[PROBLEM TO WORK ON]
Write out the full listing exactly as given, minus the images.

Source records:
>> Start

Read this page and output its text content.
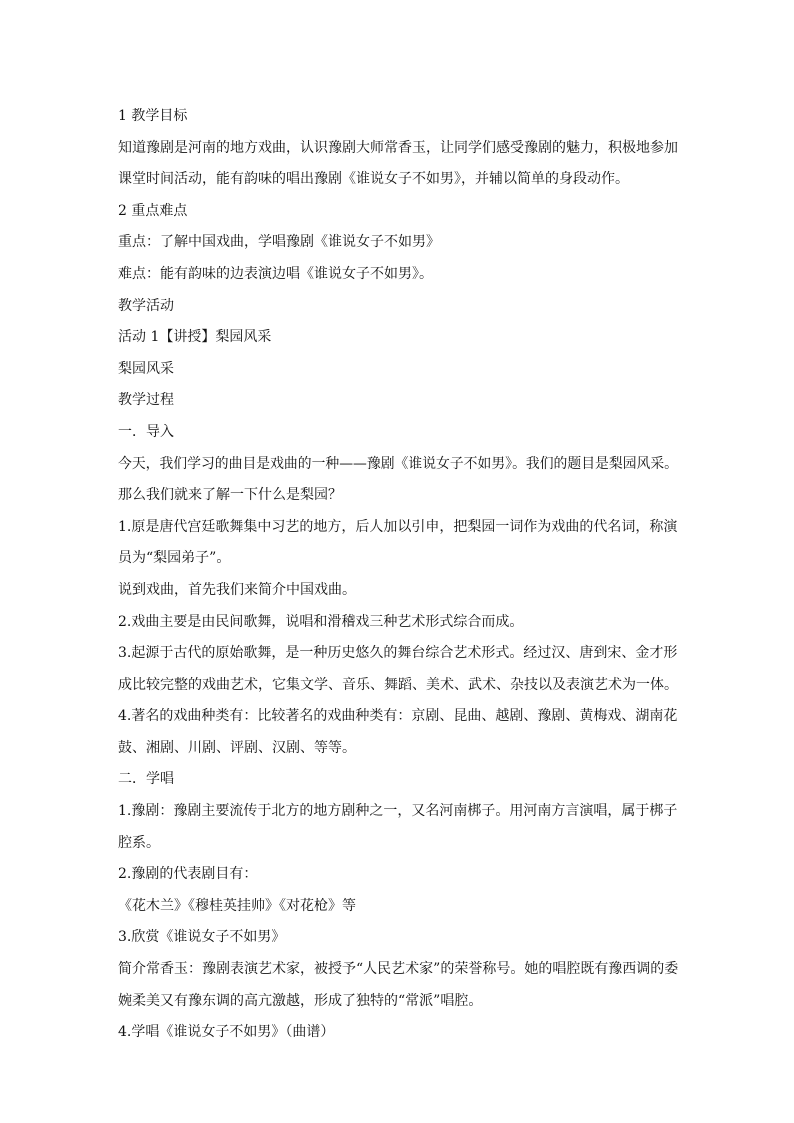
1 教学目标
知道豫剧是河南的地方戏曲，认识豫剧大师常香玉，让同学们感受豫剧的魅力，积极地参加
课堂时间活动，能有韵味的唱出豫剧《谁说女子不如男》，并辅以简单的身段动作。
2 重点难点
重点：了解中国戏曲，学唱豫剧《谁说女子不如男》
难点：能有韵味的边表演边唱《谁说女子不如男》。
教学活动
活动 1【讲授】梨园风采
梨园风采
教学过程
一．导入
今天，我们学习的曲目是戏曲的一种——豫剧《谁说女子不如男》。我们的题目是梨园风采。
那么我们就来了解一下什么是梨园？
1.原是唐代宫廷歌舞集中习艺的地方，后人加以引申，把梨园一词作为戏曲的代名词，称演
员为“梨园弟子”。
说到戏曲，首先我们来简介中国戏曲。
2.戏曲主要是由民间歌舞，说唱和滑稽戏三种艺术形式综合而成。
3.起源于古代的原始歌舞，是一种历史悠久的舞台综合艺术形式。经过汉、唐到宋、金才形
成比较完整的戏曲艺术，它集文学、音乐、舞蹈、美术、武术、杂技以及表演艺术为一体。
4.著名的戏曲种类有：比较著名的戏曲种类有：京剧、昆曲、越剧、豫剧、黄梅戏、湖南花
鼓、湘剧、川剧、评剧、汉剧、等等。
二．学唱
1.豫剧：豫剧主要流传于北方的地方剧种之一，又名河南梆子。用河南方言演唱，属于梆子
腔系。
2.豫剧的代表剧目有：
《花木兰》《穆桂英挂帅》《对花枪》等
3.欣赏《谁说女子不如男》
简介常香玉：豫剧表演艺术家，被授予“人民艺术家”的荣誉称号。她的唱腔既有豫西调的委
婉柔美又有豫东调的高亢激越，形成了独特的“常派”唱腔。
4.学唱《谁说女子不如男》（曲谱）
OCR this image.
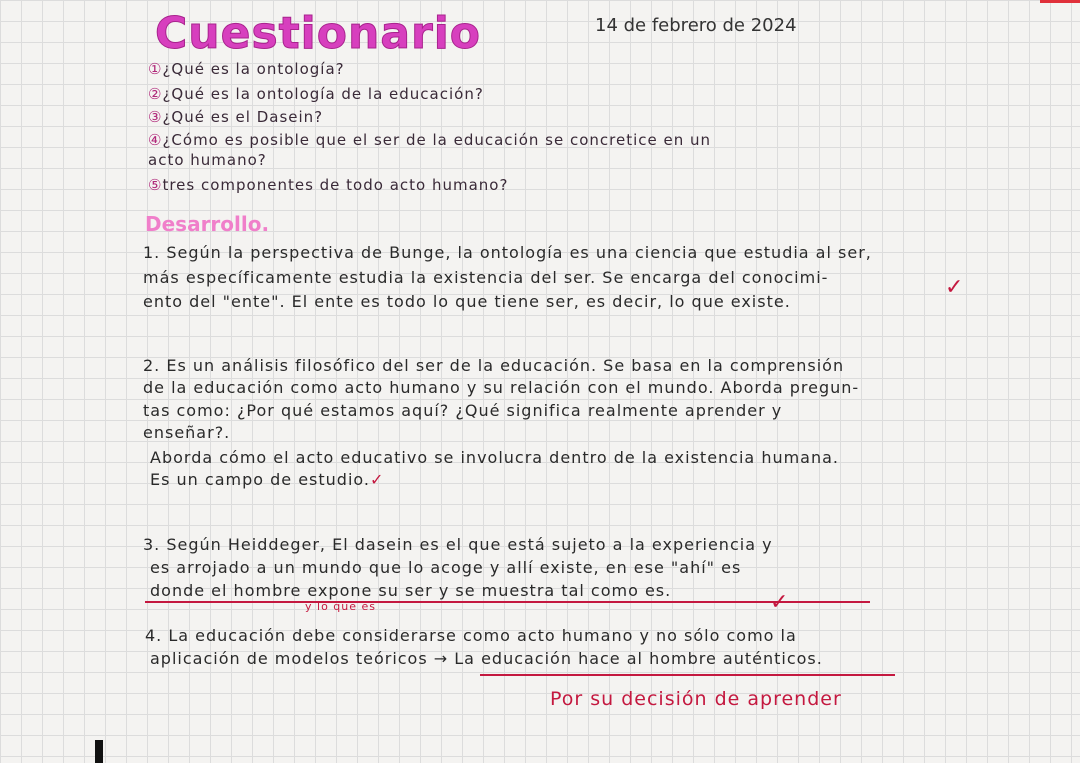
Cuestionario	14 de febrero de 2024
①¿Qué es la ontología?
②¿Qué es la ontología de la educación?
③¿Qué es el Dasein?
④¿Cómo es posible que el ser de la educación se concretice en un
acto humano?
⑤tres componentes de todo acto humano?
Desarrollo.
1. Según la perspectiva de Bunge, la ontología es una ciencia que estudia al ser,
más específicamente estudia la existencia del ser. Se encarga del conocimi-
ento del "ente". El ente es todo lo que tiene ser, es decir, lo que existe.
✓
2. Es un análisis filosófico del ser de la educación. Se basa en la comprensión
de la educación como acto humano y su relación con el mundo. Aborda pregun-
tas como: ¿Por qué estamos aquí? ¿Qué significa realmente aprender y
enseñar?.
Aborda cómo el acto educativo se involucra dentro de la existencia humana.
Es un campo de estudio.✓
3. Según Heiddeger, El dasein es el que está sujeto a la experiencia y
es arrojado a un mundo que lo acoge y allí existe, en ese "ahí" es
donde el hombre expone su ser y se muestra tal como es.
y lo que es	✓
4. La educación debe considerarse como acto humano y no sólo como la
aplicación de modelos teóricos → La educación hace al hombre auténticos.
Por su decisión de aprender
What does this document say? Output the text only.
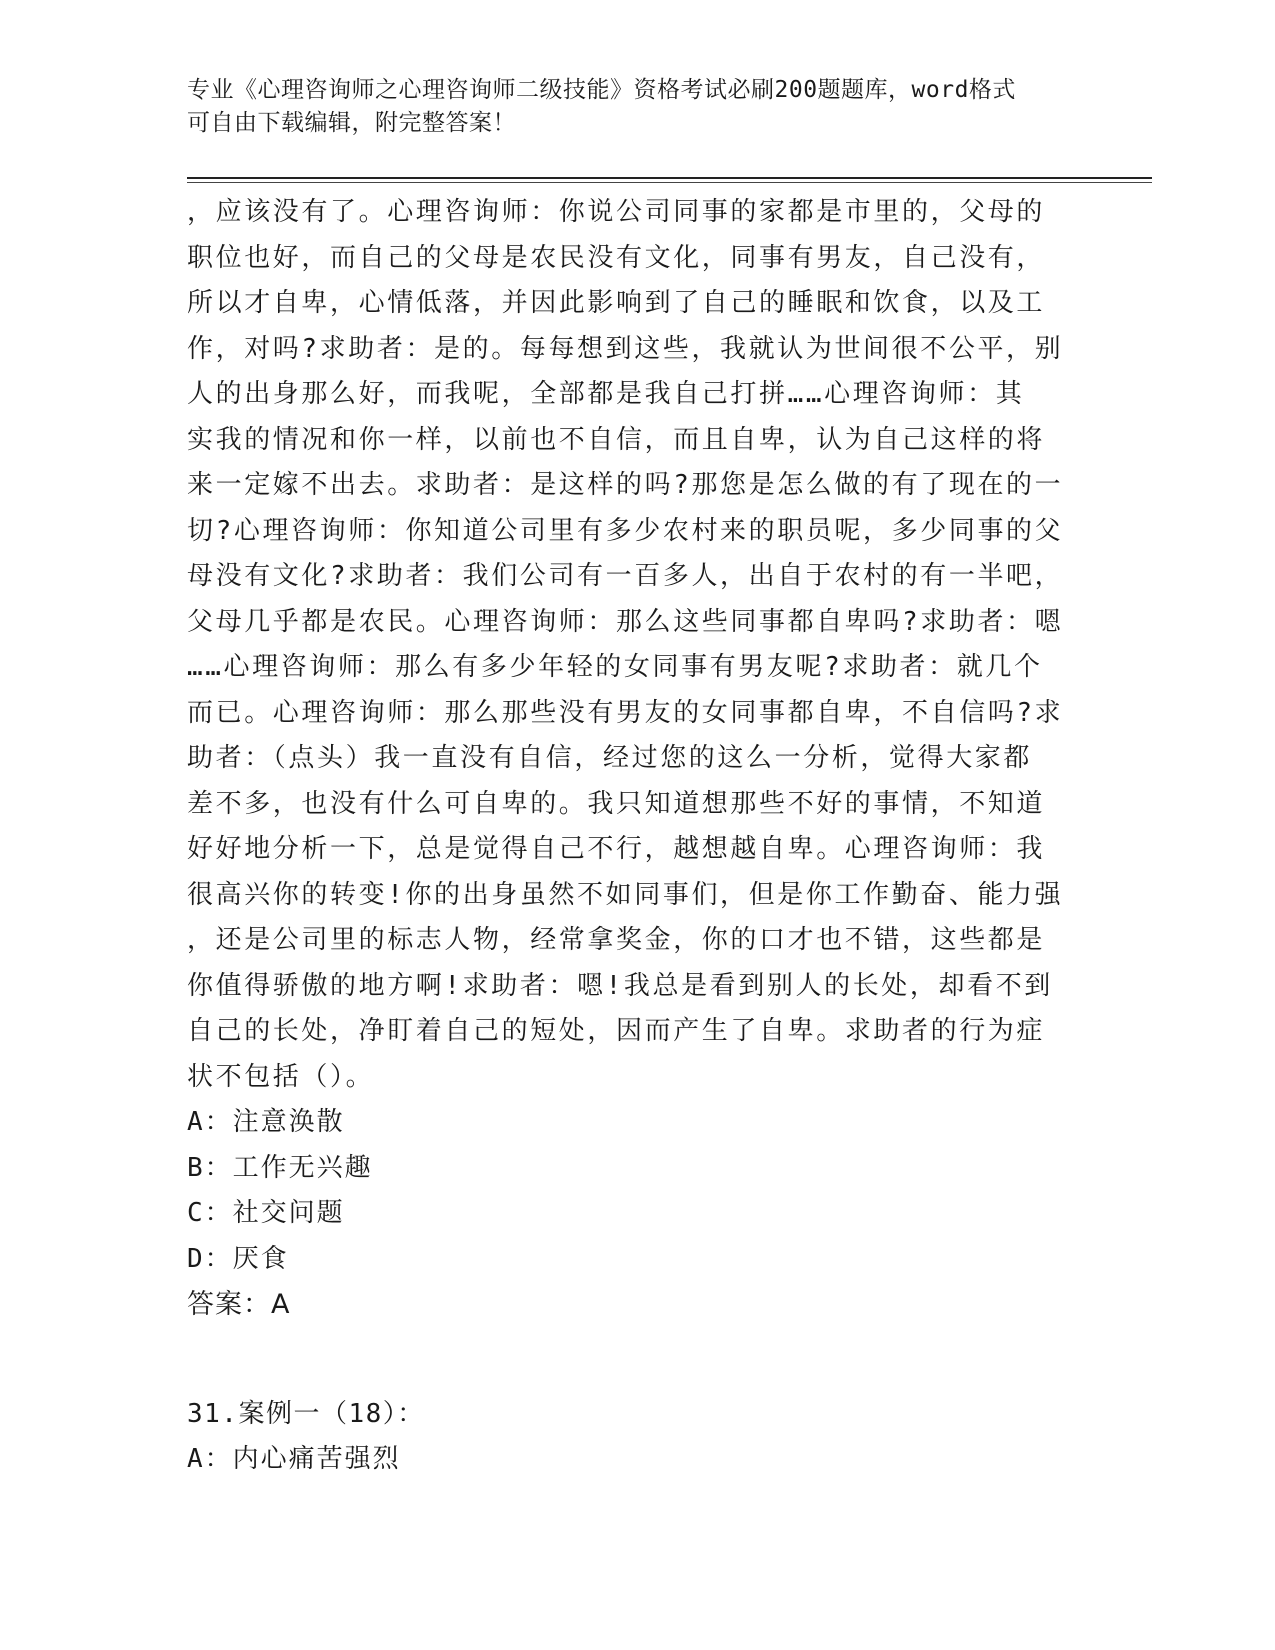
专业《心理咨询师之心理咨询师二级技能》资格考试必刷200题题库，word格式
可自由下载编辑，附完整答案！
，应该没有了。心理咨询师：你说公司同事的家都是市里的，父母的
职位也好，而自己的父母是农民没有文化，同事有男友，自己没有，
所以才自卑，心情低落，并因此影响到了自己的睡眠和饮食，以及工
作，对吗?求助者：是的。每每想到这些，我就认为世间很不公平，别
人的出身那么好，而我呢，全部都是我自己打拼……心理咨询师：其
实我的情况和你一样，以前也不自信，而且自卑，认为自己这样的将
来一定嫁不出去。求助者：是这样的吗?那您是怎么做的有了现在的一
切?心理咨询师：你知道公司里有多少农村来的职员呢，多少同事的父
母没有文化?求助者：我们公司有一百多人，出自于农村的有一半吧，
父母几乎都是农民。心理咨询师：那么这些同事都自卑吗?求助者：嗯
……心理咨询师：那么有多少年轻的女同事有男友呢?求助者：就几个
而已。心理咨询师：那么那些没有男友的女同事都自卑，不自信吗?求
助者：（点头）我一直没有自信，经过您的这么一分析，觉得大家都
差不多，也没有什么可自卑的。我只知道想那些不好的事情，不知道
好好地分析一下，总是觉得自己不行，越想越自卑。心理咨询师：我
很高兴你的转变!你的出身虽然不如同事们，但是你工作勤奋、能力强
，还是公司里的标志人物，经常拿奖金，你的口才也不错，这些都是
你值得骄傲的地方啊!求助者：嗯!我总是看到别人的长处，却看不到
自己的长处，净盯着自己的短处，因而产生了自卑。求助者的行为症
状不包括（）。
A：注意涣散
B：工作无兴趣
C：社交问题
D：厌食
答案：A
31.案例一（18）：
A：内心痛苦强烈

>> End

[EXPECTED ANSWER]
Read this page and output its text content.
1 教学目标
知道豫剧是河南的地方戏曲，认识豫剧大师常香玉，让同学们感受豫剧的魅力，积极地参加
课堂时间活动，能有韵味的唱出豫剧《谁说女子不如男》，并辅以简单的身段动作。
2 重点难点
重点：了解中国戏曲，学唱豫剧《谁说女子不如男》
难点：能有韵味的边表演边唱《谁说女子不如男》。
教学活动
活动 1【讲授】梨园风采
梨园风采
教学过程
一．导入
今天，我们学习的曲目是戏曲的一种——豫剧《谁说女子不如男》。我们的题目是梨园风采。
那么我们就来了解一下什么是梨园？
1.原是唐代宫廷歌舞集中习艺的地方，后人加以引申，把梨园一词作为戏曲的代名词，称演
员为“梨园弟子”。
说到戏曲，首先我们来简介中国戏曲。
2.戏曲主要是由民间歌舞，说唱和滑稽戏三种艺术形式综合而成。
3.起源于古代的原始歌舞，是一种历史悠久的舞台综合艺术形式。经过汉、唐到宋、金才形
成比较完整的戏曲艺术，它集文学、音乐、舞蹈、美术、武术、杂技以及表演艺术为一体。
4.著名的戏曲种类有：比较著名的戏曲种类有：京剧、昆曲、越剧、豫剧、黄梅戏、湖南花
鼓、湘剧、川剧、评剧、汉剧、等等。
二．学唱
1.豫剧：豫剧主要流传于北方的地方剧种之一，又名河南梆子。用河南方言演唱，属于梆子
腔系。
2.豫剧的代表剧目有：
《花木兰》《穆桂英挂帅》《对花枪》等
3.欣赏《谁说女子不如男》
简介常香玉：豫剧表演艺术家，被授予“人民艺术家”的荣誉称号。她的唱腔既有豫西调的委
婉柔美又有豫东调的高亢激越，形成了独特的“常派”唱腔。
4.学唱《谁说女子不如男》（曲谱）
OCR this image.
Cuestionario	14 de febrero de 2024
①¿Qué es la ontología?
②¿Qué es la ontología de la educación?
③¿Qué es el Dasein?
④¿Cómo es posible que el ser de la educación se concretice en un
acto humano?
⑤tres componentes de todo acto humano?
Desarrollo.
1. Según la perspectiva de Bunge, la ontología es una ciencia que estudia al ser,
más específicamente estudia la existencia del ser. Se encarga del conocimi-
ento del "ente". El ente es todo lo que tiene ser, es decir, lo que existe.
✓
2. Es un análisis filosófico del ser de la educación. Se basa en la comprensión
de la educación como acto humano y su relación con el mundo. Aborda pregun-
tas como: ¿Por qué estamos aquí? ¿Qué significa realmente aprender y
enseñar?.
Aborda cómo el acto educativo se involucra dentro de la existencia humana.
Es un campo de estudio.✓
3. Según Heiddeger, El dasein es el que está sujeto a la experiencia y
es arrojado a un mundo que lo acoge y allí existe, en ese "ahí" es
donde el hombre expone su ser y se muestra tal como es.
y lo que es	✓
4. La educación debe considerarse como acto humano y no sólo como la
aplicación de modelos teóricos → La educación hace al hombre auténticos.
Por su decisión de aprender
What does this document say? Output the text only.
专业《心理咨询师之心理咨询师二级技能》资格考试必刷200题题库，word格式
可自由下载编辑，附完整答案！
，应该没有了。心理咨询师：你说公司同事的家都是市里的，父母的
职位也好，而自己的父母是农民没有文化，同事有男友，自己没有，
所以才自卑，心情低落，并因此影响到了自己的睡眠和饮食，以及工
作，对吗?求助者：是的。每每想到这些，我就认为世间很不公平，别
人的出身那么好，而我呢，全部都是我自己打拼……心理咨询师：其
实我的情况和你一样，以前也不自信，而且自卑，认为自己这样的将
来一定嫁不出去。求助者：是这样的吗?那您是怎么做的有了现在的一
切?心理咨询师：你知道公司里有多少农村来的职员呢，多少同事的父
母没有文化?求助者：我们公司有一百多人，出自于农村的有一半吧，
父母几乎都是农民。心理咨询师：那么这些同事都自卑吗?求助者：嗯
……心理咨询师：那么有多少年轻的女同事有男友呢?求助者：就几个
而已。心理咨询师：那么那些没有男友的女同事都自卑，不自信吗?求
助者：（点头）我一直没有自信，经过您的这么一分析，觉得大家都
差不多，也没有什么可自卑的。我只知道想那些不好的事情，不知道
好好地分析一下，总是觉得自己不行，越想越自卑。心理咨询师：我
很高兴你的转变!你的出身虽然不如同事们，但是你工作勤奋、能力强
，还是公司里的标志人物，经常拿奖金，你的口才也不错，这些都是
你值得骄傲的地方啊!求助者：嗯!我总是看到别人的长处，却看不到
自己的长处，净盯着自己的短处，因而产生了自卑。求助者的行为症
状不包括（）。
A：注意涣散
B：工作无兴趣
C：社交问题
D：厌食
答案：A
31.案例一（18）：
A：内心痛苦强烈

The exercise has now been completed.